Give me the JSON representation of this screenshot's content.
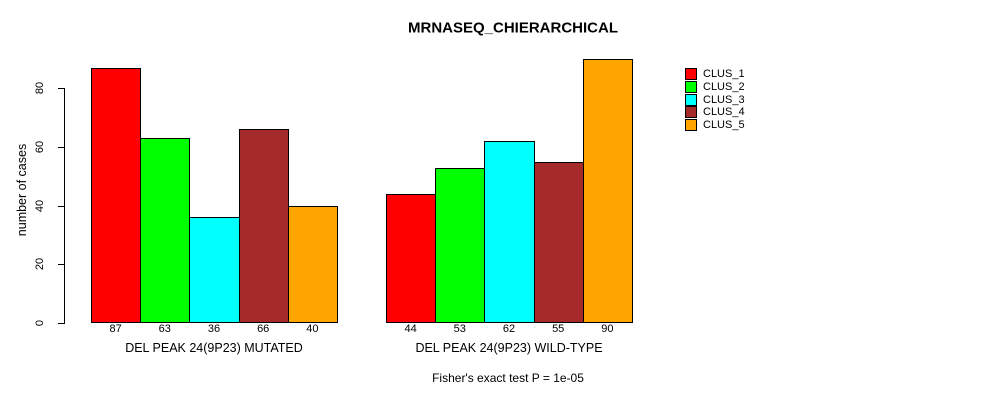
{
  "chart_data": {
    "type": "bar",
    "title": "MRNASEQ_CHIERARCHICAL",
    "ylabel": "number of cases",
    "xlabel": "",
    "ylim": [
      0,
      90
    ],
    "yticks": [
      0,
      20,
      40,
      60,
      80
    ],
    "grid": false,
    "legend_position": "right",
    "bar_border_color": "#000000",
    "text_color": "#000000",
    "background_color": "#ffffff",
    "series": [
      {
        "name": "CLUS_1",
        "color": "#FF0000"
      },
      {
        "name": "CLUS_2",
        "color": "#00FF00"
      },
      {
        "name": "CLUS_3",
        "color": "#00FFFF"
      },
      {
        "name": "CLUS_4",
        "color": "#A52A2A"
      },
      {
        "name": "CLUS_5",
        "color": "#FFA500"
      }
    ],
    "groups": [
      {
        "label": "DEL PEAK 24(9P23) MUTATED",
        "values": [
          87,
          63,
          36,
          66,
          40
        ]
      },
      {
        "label": "DEL PEAK 24(9P23) WILD-TYPE",
        "values": [
          44,
          53,
          62,
          55,
          90
        ]
      }
    ],
    "bar_value_labels_shown": true,
    "caption": "Fisher's exact test P = 1e-05"
  }
}
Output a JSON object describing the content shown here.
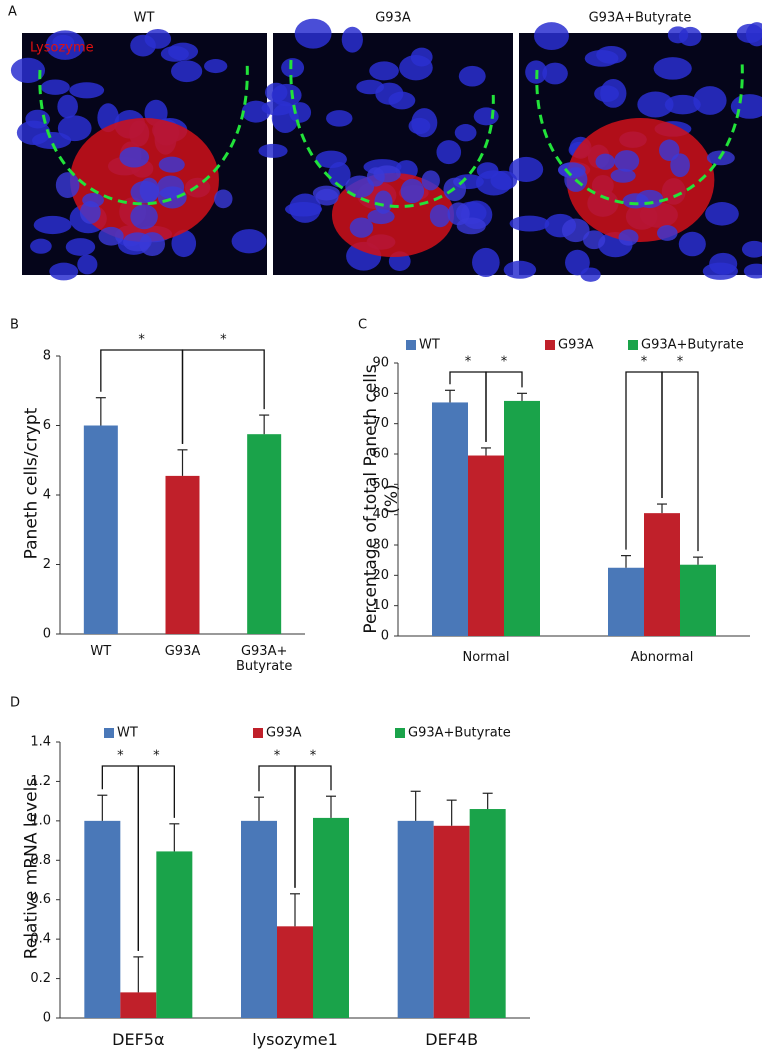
{
  "panel_a": {
    "label": "A",
    "titles": [
      "WT",
      "G93A",
      "G93A+Butyrate"
    ],
    "stain": "Lysozyme"
  },
  "chart_data": [
    {
      "type": "bar",
      "panel": "B",
      "ylabel": "Paneth cells/crypt",
      "categories": [
        "WT",
        "G93A",
        "G93A+\nButyrate"
      ],
      "values": [
        6.0,
        4.55,
        5.75
      ],
      "errors": [
        0.8,
        0.75,
        0.55
      ],
      "colors": [
        "#4a78b8",
        "#c0202a",
        "#1aa34a"
      ],
      "ylim": [
        0,
        8
      ],
      "yticks": [
        0,
        2,
        4,
        6,
        8
      ],
      "annotations": [
        "*",
        "*"
      ]
    },
    {
      "type": "bar",
      "panel": "C",
      "ylabel": "Percentage of total Paneth cells (%)",
      "categories": [
        "Normal",
        "Abnormal"
      ],
      "series": [
        {
          "name": "WT",
          "color": "#4a78b8",
          "values": [
            77,
            22.5
          ],
          "errors": [
            4,
            4
          ]
        },
        {
          "name": "G93A",
          "color": "#c0202a",
          "values": [
            59.5,
            40.5
          ],
          "errors": [
            2.5,
            3
          ]
        },
        {
          "name": "G93A+Butyrate",
          "color": "#1aa34a",
          "values": [
            77.5,
            23.5
          ],
          "errors": [
            2.5,
            2.5
          ]
        }
      ],
      "ylim": [
        0,
        90
      ],
      "yticks": [
        0,
        10,
        20,
        30,
        40,
        50,
        60,
        70,
        80,
        90
      ],
      "annotations": [
        "*",
        "*",
        "*",
        "*"
      ]
    },
    {
      "type": "bar",
      "panel": "D",
      "ylabel": "Relative mRNA levels",
      "categories": [
        "DEF5α",
        "lysozyme1",
        "DEF4B"
      ],
      "series": [
        {
          "name": "WT",
          "color": "#4a78b8",
          "values": [
            1.0,
            1.0,
            1.0
          ],
          "errors": [
            0.13,
            0.12,
            0.15
          ]
        },
        {
          "name": "G93A",
          "color": "#c0202a",
          "values": [
            0.13,
            0.465,
            0.975
          ],
          "errors": [
            0.18,
            0.165,
            0.13
          ]
        },
        {
          "name": "G93A+Butyrate",
          "color": "#1aa34a",
          "values": [
            0.845,
            1.015,
            1.06
          ],
          "errors": [
            0.14,
            0.11,
            0.08
          ]
        }
      ],
      "ylim": [
        0,
        1.4
      ],
      "yticks": [
        0,
        0.2,
        0.4,
        0.6,
        0.8,
        {
          "value": 1,
          "label": "1.0"
        },
        1.2,
        1.4
      ],
      "annotations": [
        "*",
        "*",
        "*",
        "*"
      ]
    }
  ]
}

▶ [HOW TO COMPLETE THIS TASK]:
Keep the pictures out and print all the records exactly as they are.

▶ [TASK RESPONSE]:
Give me the JSON representation of this screenshot's content.
{
  "chart_data": {
    "type": "bar",
    "title": "MRNASEQ_CHIERARCHICAL",
    "ylabel": "number of cases",
    "xlabel": "",
    "ylim": [
      0,
      90
    ],
    "yticks": [
      0,
      20,
      40,
      60,
      80
    ],
    "grid": false,
    "legend_position": "right",
    "bar_border_color": "#000000",
    "text_color": "#000000",
    "background_color": "#ffffff",
    "series": [
      {
        "name": "CLUS_1",
        "color": "#FF0000"
      },
      {
        "name": "CLUS_2",
        "color": "#00FF00"
      },
      {
        "name": "CLUS_3",
        "color": "#00FFFF"
      },
      {
        "name": "CLUS_4",
        "color": "#A52A2A"
      },
      {
        "name": "CLUS_5",
        "color": "#FFA500"
      }
    ],
    "groups": [
      {
        "label": "DEL PEAK 24(9P23) MUTATED",
        "values": [
          87,
          63,
          36,
          66,
          40
        ]
      },
      {
        "label": "DEL PEAK 24(9P23) WILD-TYPE",
        "values": [
          44,
          53,
          62,
          55,
          90
        ]
      }
    ],
    "bar_value_labels_shown": true,
    "caption": "Fisher's exact test P = 1e-05"
  }
}
Output a JSON object describing the content shown here.
{
  "panel_a": {
    "label": "A",
    "titles": [
      "WT",
      "G93A",
      "G93A+Butyrate"
    ],
    "stain": "Lysozyme"
  },
  "chart_data": [
    {
      "type": "bar",
      "panel": "B",
      "ylabel": "Paneth cells/crypt",
      "categories": [
        "WT",
        "G93A",
        "G93A+\nButyrate"
      ],
      "values": [
        6.0,
        4.55,
        5.75
      ],
      "errors": [
        0.8,
        0.75,
        0.55
      ],
      "colors": [
        "#4a78b8",
        "#c0202a",
        "#1aa34a"
      ],
      "ylim": [
        0,
        8
      ],
      "yticks": [
        0,
        2,
        4,
        6,
        8
      ],
      "annotations": [
        "*",
        "*"
      ]
    },
    {
      "type": "bar",
      "panel": "C",
      "ylabel": "Percentage of total Paneth cells (%)",
      "categories": [
        "Normal",
        "Abnormal"
      ],
      "series": [
        {
          "name": "WT",
          "color": "#4a78b8",
          "values": [
            77,
            22.5
          ],
          "errors": [
            4,
            4
          ]
        },
        {
          "name": "G93A",
          "color": "#c0202a",
          "values": [
            59.5,
            40.5
          ],
          "errors": [
            2.5,
            3
          ]
        },
        {
          "name": "G93A+Butyrate",
          "color": "#1aa34a",
          "values": [
            77.5,
            23.5
          ],
          "errors": [
            2.5,
            2.5
          ]
        }
      ],
      "ylim": [
        0,
        90
      ],
      "yticks": [
        0,
        10,
        20,
        30,
        40,
        50,
        60,
        70,
        80,
        90
      ],
      "annotations": [
        "*",
        "*",
        "*",
        "*"
      ]
    },
    {
      "type": "bar",
      "panel": "D",
      "ylabel": "Relative mRNA levels",
      "categories": [
        "DEF5α",
        "lysozyme1",
        "DEF4B"
      ],
      "series": [
        {
          "name": "WT",
          "color": "#4a78b8",
          "values": [
            1.0,
            1.0,
            1.0
          ],
          "errors": [
            0.13,
            0.12,
            0.15
          ]
        },
        {
          "name": "G93A",
          "color": "#c0202a",
          "values": [
            0.13,
            0.465,
            0.975
          ],
          "errors": [
            0.18,
            0.165,
            0.13
          ]
        },
        {
          "name": "G93A+Butyrate",
          "color": "#1aa34a",
          "values": [
            0.845,
            1.015,
            1.06
          ],
          "errors": [
            0.14,
            0.11,
            0.08
          ]
        }
      ],
      "ylim": [
        0,
        1.4
      ],
      "yticks": [
        0,
        0.2,
        0.4,
        0.6,
        0.8,
        {
          "value": 1,
          "label": "1.0"
        },
        1.2,
        1.4
      ],
      "annotations": [
        "*",
        "*",
        "*",
        "*"
      ]
    }
  ]
}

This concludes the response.